Dataset excerpt:
>>>>>

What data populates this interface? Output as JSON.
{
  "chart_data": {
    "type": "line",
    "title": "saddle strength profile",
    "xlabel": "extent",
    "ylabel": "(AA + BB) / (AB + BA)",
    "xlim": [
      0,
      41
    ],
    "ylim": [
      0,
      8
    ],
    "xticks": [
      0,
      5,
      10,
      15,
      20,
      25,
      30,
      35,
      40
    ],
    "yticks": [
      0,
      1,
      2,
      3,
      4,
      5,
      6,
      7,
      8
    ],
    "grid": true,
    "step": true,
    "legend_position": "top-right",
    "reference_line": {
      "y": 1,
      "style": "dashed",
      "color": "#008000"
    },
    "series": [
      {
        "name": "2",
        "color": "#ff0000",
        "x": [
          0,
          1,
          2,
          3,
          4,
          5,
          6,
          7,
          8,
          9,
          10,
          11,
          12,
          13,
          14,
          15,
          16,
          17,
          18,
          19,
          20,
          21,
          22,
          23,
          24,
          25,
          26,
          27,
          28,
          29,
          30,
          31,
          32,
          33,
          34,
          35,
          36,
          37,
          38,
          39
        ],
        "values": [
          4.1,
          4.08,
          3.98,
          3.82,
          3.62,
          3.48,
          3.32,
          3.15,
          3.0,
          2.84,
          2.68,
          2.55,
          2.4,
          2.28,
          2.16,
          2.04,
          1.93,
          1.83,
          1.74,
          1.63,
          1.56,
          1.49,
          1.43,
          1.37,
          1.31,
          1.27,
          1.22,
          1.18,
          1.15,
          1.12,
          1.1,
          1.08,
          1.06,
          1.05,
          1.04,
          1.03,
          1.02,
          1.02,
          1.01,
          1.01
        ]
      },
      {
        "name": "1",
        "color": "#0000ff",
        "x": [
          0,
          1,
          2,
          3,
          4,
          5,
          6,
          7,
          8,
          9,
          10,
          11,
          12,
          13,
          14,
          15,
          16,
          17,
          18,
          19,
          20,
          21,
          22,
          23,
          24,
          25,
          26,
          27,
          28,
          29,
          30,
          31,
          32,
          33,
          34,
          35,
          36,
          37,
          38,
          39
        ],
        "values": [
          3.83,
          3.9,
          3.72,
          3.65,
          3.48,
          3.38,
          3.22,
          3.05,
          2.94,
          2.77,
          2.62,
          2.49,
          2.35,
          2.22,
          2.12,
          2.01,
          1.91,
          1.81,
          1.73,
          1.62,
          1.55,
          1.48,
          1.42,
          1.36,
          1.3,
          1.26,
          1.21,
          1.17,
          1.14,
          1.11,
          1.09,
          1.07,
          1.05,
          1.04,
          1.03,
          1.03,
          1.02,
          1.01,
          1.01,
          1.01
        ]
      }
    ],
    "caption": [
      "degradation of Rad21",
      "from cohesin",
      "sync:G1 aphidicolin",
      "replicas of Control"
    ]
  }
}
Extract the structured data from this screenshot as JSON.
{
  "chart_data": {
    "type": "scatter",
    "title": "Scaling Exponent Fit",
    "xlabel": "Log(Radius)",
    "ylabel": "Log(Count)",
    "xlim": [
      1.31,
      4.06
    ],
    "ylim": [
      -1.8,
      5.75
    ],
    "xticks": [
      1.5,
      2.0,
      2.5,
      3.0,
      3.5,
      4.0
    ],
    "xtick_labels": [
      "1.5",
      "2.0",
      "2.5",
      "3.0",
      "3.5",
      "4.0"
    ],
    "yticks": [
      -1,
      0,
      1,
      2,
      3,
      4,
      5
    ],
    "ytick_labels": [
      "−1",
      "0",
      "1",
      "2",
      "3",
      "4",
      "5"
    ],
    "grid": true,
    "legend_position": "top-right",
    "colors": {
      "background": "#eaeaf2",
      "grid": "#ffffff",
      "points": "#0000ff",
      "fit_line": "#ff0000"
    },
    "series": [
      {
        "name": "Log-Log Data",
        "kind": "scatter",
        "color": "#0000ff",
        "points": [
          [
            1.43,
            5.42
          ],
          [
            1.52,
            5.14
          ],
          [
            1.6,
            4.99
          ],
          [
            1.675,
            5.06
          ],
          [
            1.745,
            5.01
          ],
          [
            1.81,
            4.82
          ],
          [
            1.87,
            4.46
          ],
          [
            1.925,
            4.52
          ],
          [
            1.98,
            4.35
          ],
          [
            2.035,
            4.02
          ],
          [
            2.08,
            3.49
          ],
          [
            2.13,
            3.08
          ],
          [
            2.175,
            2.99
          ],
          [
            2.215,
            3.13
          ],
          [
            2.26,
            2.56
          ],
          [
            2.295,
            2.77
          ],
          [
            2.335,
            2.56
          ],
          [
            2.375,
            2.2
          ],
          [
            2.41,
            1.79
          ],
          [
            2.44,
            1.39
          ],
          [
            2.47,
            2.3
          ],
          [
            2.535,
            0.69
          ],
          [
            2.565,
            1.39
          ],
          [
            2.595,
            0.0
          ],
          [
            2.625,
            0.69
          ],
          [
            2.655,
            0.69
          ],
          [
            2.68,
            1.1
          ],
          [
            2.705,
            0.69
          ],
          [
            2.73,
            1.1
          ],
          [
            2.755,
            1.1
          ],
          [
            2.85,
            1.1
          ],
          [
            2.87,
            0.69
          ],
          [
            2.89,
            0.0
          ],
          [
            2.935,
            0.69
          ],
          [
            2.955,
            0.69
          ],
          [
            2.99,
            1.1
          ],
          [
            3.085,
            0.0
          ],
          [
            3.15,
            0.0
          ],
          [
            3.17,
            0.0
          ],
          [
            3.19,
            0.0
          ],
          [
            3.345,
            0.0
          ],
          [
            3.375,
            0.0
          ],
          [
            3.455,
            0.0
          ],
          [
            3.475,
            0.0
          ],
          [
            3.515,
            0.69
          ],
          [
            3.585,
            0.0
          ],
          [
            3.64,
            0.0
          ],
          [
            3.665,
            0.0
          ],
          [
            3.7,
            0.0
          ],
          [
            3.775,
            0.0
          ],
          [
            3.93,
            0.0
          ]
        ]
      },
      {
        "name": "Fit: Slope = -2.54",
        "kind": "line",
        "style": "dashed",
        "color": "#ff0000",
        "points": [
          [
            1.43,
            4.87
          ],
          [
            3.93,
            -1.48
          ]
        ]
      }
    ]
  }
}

<<<<<

TASK TO COMPLETE
Give all the records again. Match them exactly.

SOLUTION
What data populates this interface? Output as JSON.
{
  "chart_data": {
    "type": "line",
    "title": "saddle strength profile",
    "xlabel": "extent",
    "ylabel": "(AA + BB) / (AB + BA)",
    "xlim": [
      0,
      41
    ],
    "ylim": [
      0,
      8
    ],
    "xticks": [
      0,
      5,
      10,
      15,
      20,
      25,
      30,
      35,
      40
    ],
    "yticks": [
      0,
      1,
      2,
      3,
      4,
      5,
      6,
      7,
      8
    ],
    "grid": true,
    "step": true,
    "legend_position": "top-right",
    "reference_line": {
      "y": 1,
      "style": "dashed",
      "color": "#008000"
    },
    "series": [
      {
        "name": "2",
        "color": "#ff0000",
        "x": [
          0,
          1,
          2,
          3,
          4,
          5,
          6,
          7,
          8,
          9,
          10,
          11,
          12,
          13,
          14,
          15,
          16,
          17,
          18,
          19,
          20,
          21,
          22,
          23,
          24,
          25,
          26,
          27,
          28,
          29,
          30,
          31,
          32,
          33,
          34,
          35,
          36,
          37,
          38,
          39
        ],
        "values": [
          4.1,
          4.08,
          3.98,
          3.82,
          3.62,
          3.48,
          3.32,
          3.15,
          3.0,
          2.84,
          2.68,
          2.55,
          2.4,
          2.28,
          2.16,
          2.04,
          1.93,
          1.83,
          1.74,
          1.63,
          1.56,
          1.49,
          1.43,
          1.37,
          1.31,
          1.27,
          1.22,
          1.18,
          1.15,
          1.12,
          1.1,
          1.08,
          1.06,
          1.05,
          1.04,
          1.03,
          1.02,
          1.02,
          1.01,
          1.01
        ]
      },
      {
        "name": "1",
        "color": "#0000ff",
        "x": [
          0,
          1,
          2,
          3,
          4,
          5,
          6,
          7,
          8,
          9,
          10,
          11,
          12,
          13,
          14,
          15,
          16,
          17,
          18,
          19,
          20,
          21,
          22,
          23,
          24,
          25,
          26,
          27,
          28,
          29,
          30,
          31,
          32,
          33,
          34,
          35,
          36,
          37,
          38,
          39
        ],
        "values": [
          3.83,
          3.9,
          3.72,
          3.65,
          3.48,
          3.38,
          3.22,
          3.05,
          2.94,
          2.77,
          2.62,
          2.49,
          2.35,
          2.22,
          2.12,
          2.01,
          1.91,
          1.81,
          1.73,
          1.62,
          1.55,
          1.48,
          1.42,
          1.36,
          1.3,
          1.26,
          1.21,
          1.17,
          1.14,
          1.11,
          1.09,
          1.07,
          1.05,
          1.04,
          1.03,
          1.03,
          1.02,
          1.01,
          1.01,
          1.01
        ]
      }
    ],
    "caption": [
      "degradation of Rad21",
      "from cohesin",
      "sync:G1 aphidicolin",
      "replicas of Control"
    ]
  }
}
Extract the structured data from this screenshot as JSON.
{
  "chart_data": {
    "type": "scatter",
    "title": "Scaling Exponent Fit",
    "xlabel": "Log(Radius)",
    "ylabel": "Log(Count)",
    "xlim": [
      1.31,
      4.06
    ],
    "ylim": [
      -1.8,
      5.75
    ],
    "xticks": [
      1.5,
      2.0,
      2.5,
      3.0,
      3.5,
      4.0
    ],
    "xtick_labels": [
      "1.5",
      "2.0",
      "2.5",
      "3.0",
      "3.5",
      "4.0"
    ],
    "yticks": [
      -1,
      0,
      1,
      2,
      3,
      4,
      5
    ],
    "ytick_labels": [
      "−1",
      "0",
      "1",
      "2",
      "3",
      "4",
      "5"
    ],
    "grid": true,
    "legend_position": "top-right",
    "colors": {
      "background": "#eaeaf2",
      "grid": "#ffffff",
      "points": "#0000ff",
      "fit_line": "#ff0000"
    },
    "series": [
      {
        "name": "Log-Log Data",
        "kind": "scatter",
        "color": "#0000ff",
        "points": [
          [
            1.43,
            5.42
          ],
          [
            1.52,
            5.14
          ],
          [
            1.6,
            4.99
          ],
          [
            1.675,
            5.06
          ],
          [
            1.745,
            5.01
          ],
          [
            1.81,
            4.82
          ],
          [
            1.87,
            4.46
          ],
          [
            1.925,
            4.52
          ],
          [
            1.98,
            4.35
          ],
          [
            2.035,
            4.02
          ],
          [
            2.08,
            3.49
          ],
          [
            2.13,
            3.08
          ],
          [
            2.175,
            2.99
          ],
          [
            2.215,
            3.13
          ],
          [
            2.26,
            2.56
          ],
          [
            2.295,
            2.77
          ],
          [
            2.335,
            2.56
          ],
          [
            2.375,
            2.2
          ],
          [
            2.41,
            1.79
          ],
          [
            2.44,
            1.39
          ],
          [
            2.47,
            2.3
          ],
          [
            2.535,
            0.69
          ],
          [
            2.565,
            1.39
          ],
          [
            2.595,
            0.0
          ],
          [
            2.625,
            0.69
          ],
          [
            2.655,
            0.69
          ],
          [
            2.68,
            1.1
          ],
          [
            2.705,
            0.69
          ],
          [
            2.73,
            1.1
          ],
          [
            2.755,
            1.1
          ],
          [
            2.85,
            1.1
          ],
          [
            2.87,
            0.69
          ],
          [
            2.89,
            0.0
          ],
          [
            2.935,
            0.69
          ],
          [
            2.955,
            0.69
          ],
          [
            2.99,
            1.1
          ],
          [
            3.085,
            0.0
          ],
          [
            3.15,
            0.0
          ],
          [
            3.17,
            0.0
          ],
          [
            3.19,
            0.0
          ],
          [
            3.345,
            0.0
          ],
          [
            3.375,
            0.0
          ],
          [
            3.455,
            0.0
          ],
          [
            3.475,
            0.0
          ],
          [
            3.515,
            0.69
          ],
          [
            3.585,
            0.0
          ],
          [
            3.64,
            0.0
          ],
          [
            3.665,
            0.0
          ],
          [
            3.7,
            0.0
          ],
          [
            3.775,
            0.0
          ],
          [
            3.93,
            0.0
          ]
        ]
      },
      {
        "name": "Fit: Slope = -2.54",
        "kind": "line",
        "style": "dashed",
        "color": "#ff0000",
        "points": [
          [
            1.43,
            4.87
          ],
          [
            3.93,
            -1.48
          ]
        ]
      }
    ]
  }
}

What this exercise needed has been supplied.